* **MATERIAL PROVIDED**
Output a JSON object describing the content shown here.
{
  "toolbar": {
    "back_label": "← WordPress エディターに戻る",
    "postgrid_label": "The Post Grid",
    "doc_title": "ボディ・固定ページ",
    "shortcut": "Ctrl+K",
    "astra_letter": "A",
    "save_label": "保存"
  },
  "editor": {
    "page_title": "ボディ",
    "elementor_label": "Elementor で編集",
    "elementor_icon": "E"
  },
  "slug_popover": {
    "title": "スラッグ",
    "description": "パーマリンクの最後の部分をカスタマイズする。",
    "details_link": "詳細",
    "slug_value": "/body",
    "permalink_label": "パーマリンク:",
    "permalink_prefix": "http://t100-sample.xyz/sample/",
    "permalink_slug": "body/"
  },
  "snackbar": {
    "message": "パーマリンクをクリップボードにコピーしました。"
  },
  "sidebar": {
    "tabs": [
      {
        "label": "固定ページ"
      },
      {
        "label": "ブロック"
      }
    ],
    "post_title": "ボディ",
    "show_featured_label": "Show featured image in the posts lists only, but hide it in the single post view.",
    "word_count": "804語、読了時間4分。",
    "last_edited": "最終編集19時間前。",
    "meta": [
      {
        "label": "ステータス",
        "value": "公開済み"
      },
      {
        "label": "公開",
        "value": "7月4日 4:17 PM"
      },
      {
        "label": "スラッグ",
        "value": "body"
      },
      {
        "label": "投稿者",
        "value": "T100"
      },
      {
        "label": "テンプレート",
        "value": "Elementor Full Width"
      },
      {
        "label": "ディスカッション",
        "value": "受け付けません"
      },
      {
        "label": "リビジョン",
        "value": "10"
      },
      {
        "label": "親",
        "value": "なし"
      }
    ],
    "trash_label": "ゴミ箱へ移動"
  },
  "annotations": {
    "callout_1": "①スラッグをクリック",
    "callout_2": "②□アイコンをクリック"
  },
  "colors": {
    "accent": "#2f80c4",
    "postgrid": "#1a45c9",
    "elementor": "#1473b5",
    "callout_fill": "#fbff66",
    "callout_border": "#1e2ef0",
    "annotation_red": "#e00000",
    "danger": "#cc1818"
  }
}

* **WORK INSTRUCTIONS**
Scan the listing above for the word "body" and show each line where it is found.

* **REPLY**
    "slug_value": "/body",
    "permalink_slug": "body/"
        "value": "body"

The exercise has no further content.